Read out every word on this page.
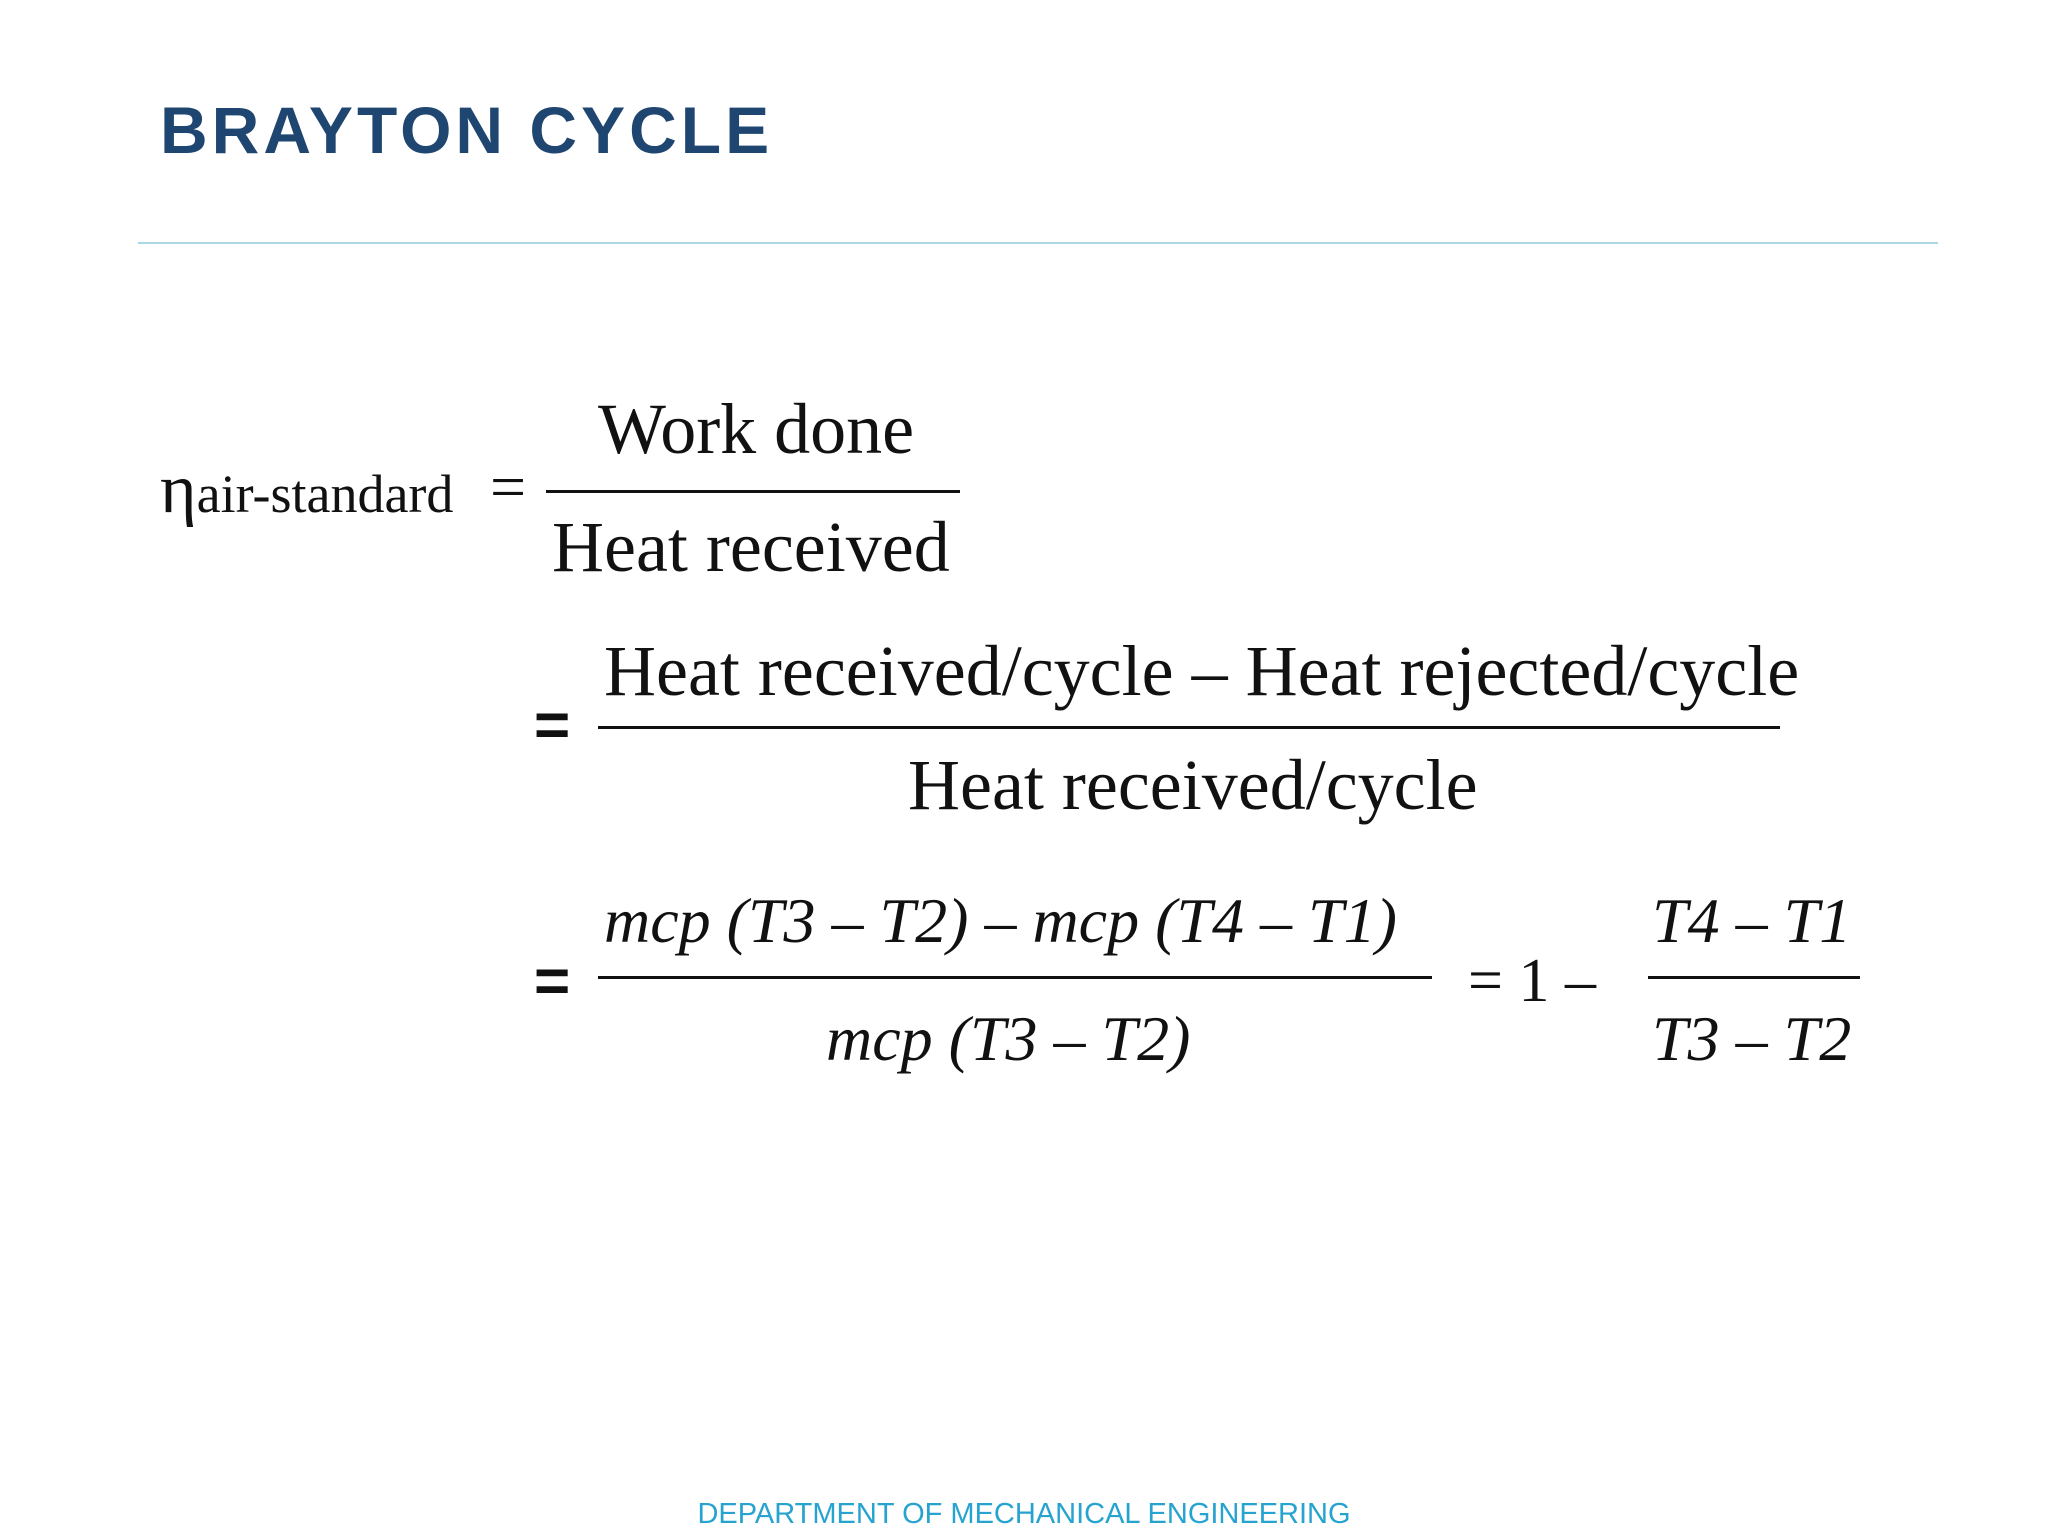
BRAYTON CYCLE
ηair-standard =
Work done
Heat received
=
Heat received/cycle – Heat rejected/cycle
Heat received/cycle
=
mcp (T3 – T2) – mcp (T4 – T1)
mcp (T3 – T2)
= 1 –
T4 – T1
T3 – T2
DEPARTMENT OF MECHANICAL ENGINEERING
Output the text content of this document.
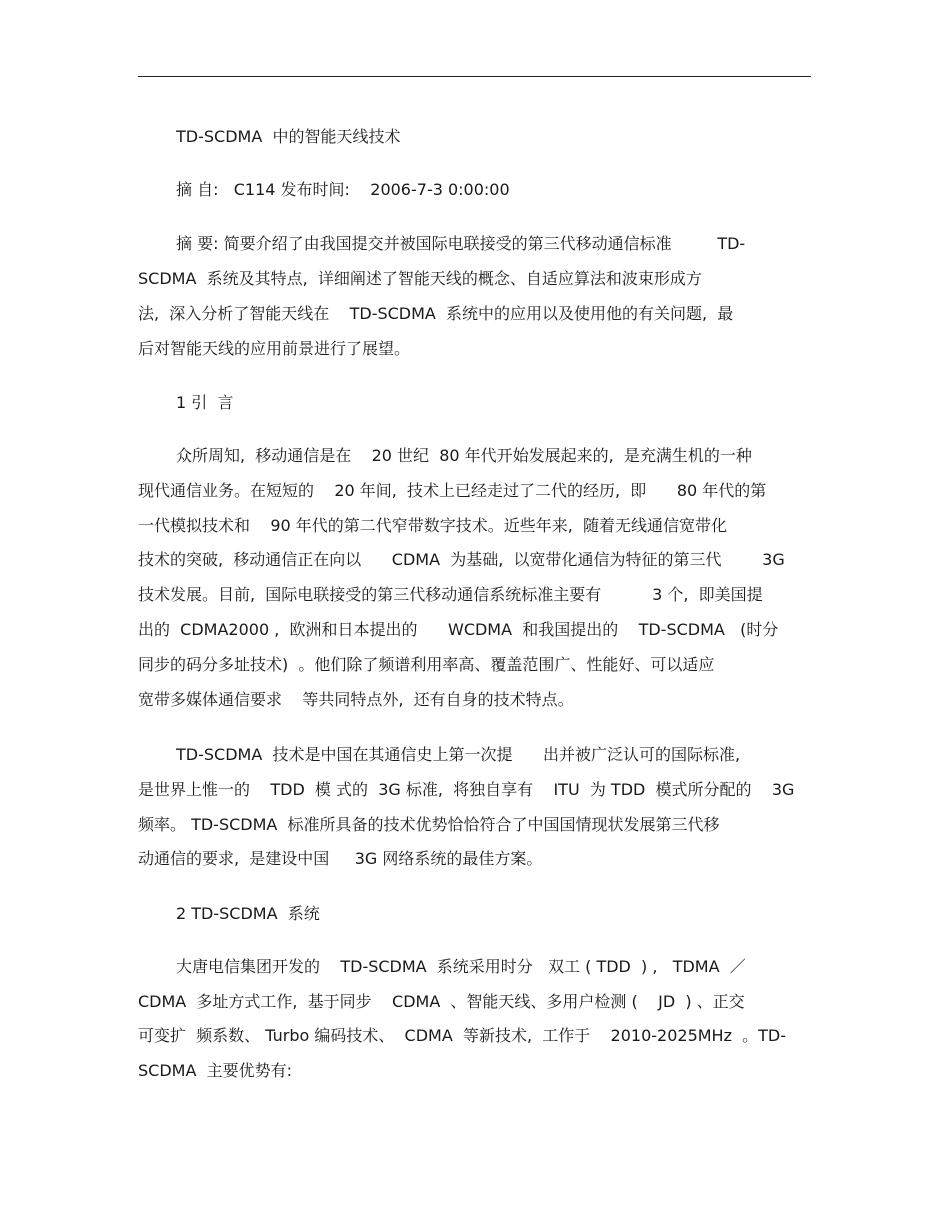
TD-SCDMA  中的智能天线技术
摘 自:   C114 发布时间:    2006-7-3 0:00:00
摘 要: 简要介绍了由我国提交并被国际电联接受的第三代移动通信标准         TD-
SCDMA  系统及其特点,  详细阐述了智能天线的概念、自适应算法和波束形成方
法,  深入分析了智能天线在    TD-SCDMA  系统中的应用以及使用他的有关问题,  最
后对智能天线的应用前景进行了展望。
1 引  言
众所周知,  移动通信是在    20 世纪  80 年代开始发展起来的,  是充满生机的一种
现代通信业务。在短短的    20 年间,  技术上已经走过了二代的经历,  即      80 年代的第
一代模拟技术和    90 年代的第二代窄带数字技术。近些年来,  随着无线通信宽带化
技术的突破,  移动通信正在向以      CDMA  为基础,  以宽带化通信为特征的第三代        3G
技术发展。目前,  国际电联接受的第三代移动通信系统标准主要有          3 个,  即美国提
出的  CDMA2000 ,  欧洲和日本提出的      WCDMA  和我国提出的    TD-SCDMA   (时分
同步的码分多址技术)  。他们除了频谱利用率高、覆盖范围广、性能好、可以适应
宽带多媒体通信要求    等共同特点外,  还有自身的技术特点。
TD-SCDMA  技术是中国在其通信史上第一次提      出并被广泛认可的国际标准,
是世界上惟一的    TDD  模 式的  3G 标准,  将独自享有    ITU  为 TDD  模式所分配的    3G
频率。 TD-SCDMA  标准所具备的技术优势恰恰符合了中国国情现状发展第三代移
动通信的要求,  是建设中国     3G 网络系统的最佳方案。
2 TD-SCDMA  系统
大唐电信集团开发的    TD-SCDMA  系统采用时分   双工 ( TDD  ) ,   TDMA  ／
CDMA  多址方式工作,  基于同步    CDMA  、智能天线、多用户检测 (    JD  ) 、正交
可变扩  频系数、 Turbo 编码技术、  CDMA  等新技术,  工作于    2010-2025MHz  。TD-
SCDMA  主要优势有:
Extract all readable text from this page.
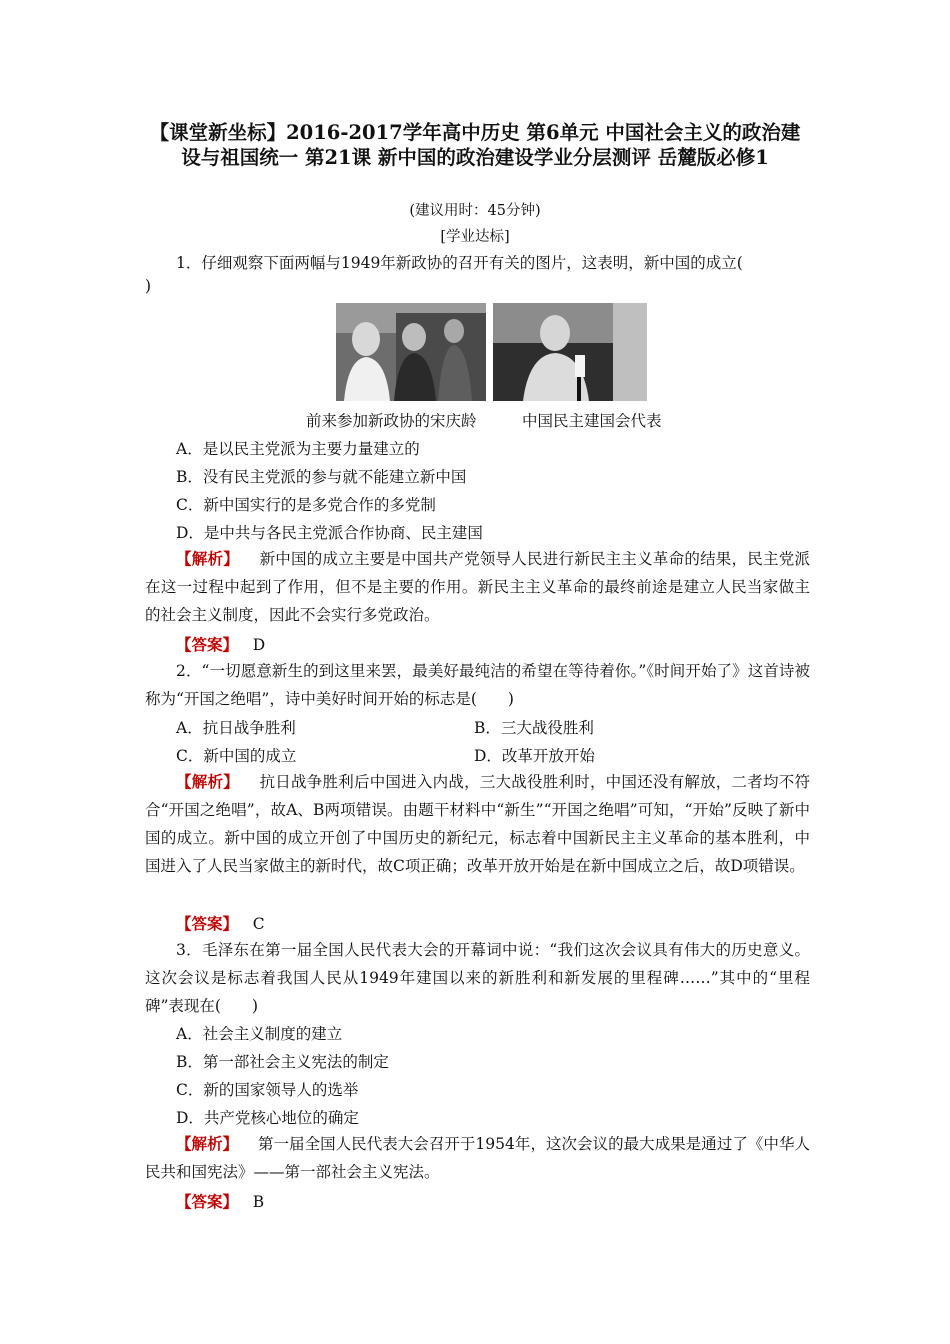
【课堂新坐标】2016-2017学年高中历史 第6单元 中国社会主义的政治建设与祖国统一 第21课 新中国的政治建设学业分层测评 岳麓版必修1
(建议用时：45分钟)
[学业达标]
1．仔细观察下面两幅与1949年新政协的召开有关的图片，这表明，新中国的成立(
)
前来参加新政协的宋庆龄	中国民主建国会代表
A．是以民主党派为主要力量建立的
B．没有民主党派的参与就不能建立新中国
C．新中国实行的是多党合作的多党制
D．是中共与各民主党派合作协商、民主建国
【解析】 新中国的成立主要是中国共产党领导人民进行新民主主义革命的结果，民主党派在这一过程中起到了作用，但不是主要的作用。新民主主义革命的最终前途是建立人民当家做主的社会主义制度，因此不会实行多党政治。
【答案】 D
2．“一切愿意新生的到这里来罢，最美好最纯洁的希望在等待着你。”《时间开始了》这首诗被称为“开国之绝唱”，诗中美好时间开始的标志是(　　)
A．抗日战争胜利	B．三大战役胜利
C．新中国的成立	D．改革开放开始
【解析】 抗日战争胜利后中国进入内战，三大战役胜利时，中国还没有解放，二者均不符合“开国之绝唱”，故A、B两项错误。由题干材料中“新生”“开国之绝唱”可知，“开始”反映了新中国的成立。新中国的成立开创了中国历史的新纪元，标志着中国新民主主义革命的基本胜利，中国进入了人民当家做主的新时代，故C项正确；改革开放开始是在新中国成立之后，故D项错误。
【答案】 C
3．毛泽东在第一届全国人民代表大会的开幕词中说：“我们这次会议具有伟大的历史意义。这次会议是标志着我国人民从1949年建国以来的新胜利和新发展的里程碑……”其中的“里程碑”表现在(　　)
A．社会主义制度的建立
B．第一部社会主义宪法的制定
C．新的国家领导人的选举
D．共产党核心地位的确定
【解析】 第一届全国人民代表大会召开于1954年，这次会议的最大成果是通过了《中华人民共和国宪法》——第一部社会主义宪法。
【答案】 B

• • • • •

- **DIRECTIVE**:
Quote in full the listing given above; the images are to be left out.

- **FULL ANSWER**:
Read out every word on this page.
BRAYTON CYCLE
ηair-standard =
Work done
Heat received
=
Heat received/cycle – Heat rejected/cycle
Heat received/cycle
=
mcp (T3 – T2) – mcp (T4 – T1)
mcp (T3 – T2)
= 1 –
T4 – T1
T3 – T2
DEPARTMENT OF MECHANICAL ENGINEERING
Output the text content of this document.
TD-SCDMA  中的智能天线技术
摘 自:   C114 发布时间:    2006-7-3 0:00:00
摘 要: 简要介绍了由我国提交并被国际电联接受的第三代移动通信标准         TD-
SCDMA  系统及其特点,  详细阐述了智能天线的概念、自适应算法和波束形成方
法,  深入分析了智能天线在    TD-SCDMA  系统中的应用以及使用他的有关问题,  最
后对智能天线的应用前景进行了展望。
1 引  言
众所周知,  移动通信是在    20 世纪  80 年代开始发展起来的,  是充满生机的一种
现代通信业务。在短短的    20 年间,  技术上已经走过了二代的经历,  即      80 年代的第
一代模拟技术和    90 年代的第二代窄带数字技术。近些年来,  随着无线通信宽带化
技术的突破,  移动通信正在向以      CDMA  为基础,  以宽带化通信为特征的第三代        3G
技术发展。目前,  国际电联接受的第三代移动通信系统标准主要有          3 个,  即美国提
出的  CDMA2000 ,  欧洲和日本提出的      WCDMA  和我国提出的    TD-SCDMA   (时分
同步的码分多址技术)  。他们除了频谱利用率高、覆盖范围广、性能好、可以适应
宽带多媒体通信要求    等共同特点外,  还有自身的技术特点。
TD-SCDMA  技术是中国在其通信史上第一次提      出并被广泛认可的国际标准,
是世界上惟一的    TDD  模 式的  3G 标准,  将独自享有    ITU  为 TDD  模式所分配的    3G
频率。 TD-SCDMA  标准所具备的技术优势恰恰符合了中国国情现状发展第三代移
动通信的要求,  是建设中国     3G 网络系统的最佳方案。
2 TD-SCDMA  系统
大唐电信集团开发的    TD-SCDMA  系统采用时分   双工 ( TDD  ) ,   TDMA  ／
CDMA  多址方式工作,  基于同步    CDMA  、智能天线、多用户检测 (    JD  ) 、正交
可变扩  频系数、 Turbo 编码技术、  CDMA  等新技术,  工作于    2010-2025MHz  。TD-
SCDMA  主要优势有:
Extract all readable text from this page.
【课堂新坐标】2016-2017学年高中历史 第6单元 中国社会主义的政治建设与祖国统一 第21课 新中国的政治建设学业分层测评 岳麓版必修1
(建议用时：45分钟)
[学业达标]
1．仔细观察下面两幅与1949年新政协的召开有关的图片，这表明，新中国的成立(
)
前来参加新政协的宋庆龄	中国民主建国会代表
A．是以民主党派为主要力量建立的
B．没有民主党派的参与就不能建立新中国
C．新中国实行的是多党合作的多党制
D．是中共与各民主党派合作协商、民主建国
【解析】 新中国的成立主要是中国共产党领导人民进行新民主主义革命的结果，民主党派在这一过程中起到了作用，但不是主要的作用。新民主主义革命的最终前途是建立人民当家做主的社会主义制度，因此不会实行多党政治。
【答案】 D
2．“一切愿意新生的到这里来罢，最美好最纯洁的希望在等待着你。”《时间开始了》这首诗被称为“开国之绝唱”，诗中美好时间开始的标志是(　　)
A．抗日战争胜利	B．三大战役胜利
C．新中国的成立	D．改革开放开始
【解析】 抗日战争胜利后中国进入内战，三大战役胜利时，中国还没有解放，二者均不符合“开国之绝唱”，故A、B两项错误。由题干材料中“新生”“开国之绝唱”可知，“开始”反映了新中国的成立。新中国的成立开创了中国历史的新纪元，标志着中国新民主主义革命的基本胜利，中国进入了人民当家做主的新时代，故C项正确；改革开放开始是在新中国成立之后，故D项错误。
【答案】 C
3．毛泽东在第一届全国人民代表大会的开幕词中说：“我们这次会议具有伟大的历史意义。这次会议是标志着我国人民从1949年建国以来的新胜利和新发展的里程碑……”其中的“里程碑”表现在(　　)
A．社会主义制度的建立
B．第一部社会主义宪法的制定
C．新的国家领导人的选举
D．共产党核心地位的确定
【解析】 第一届全国人民代表大会召开于1954年，这次会议的最大成果是通过了《中华人民共和国宪法》——第一部社会主义宪法。
【答案】 B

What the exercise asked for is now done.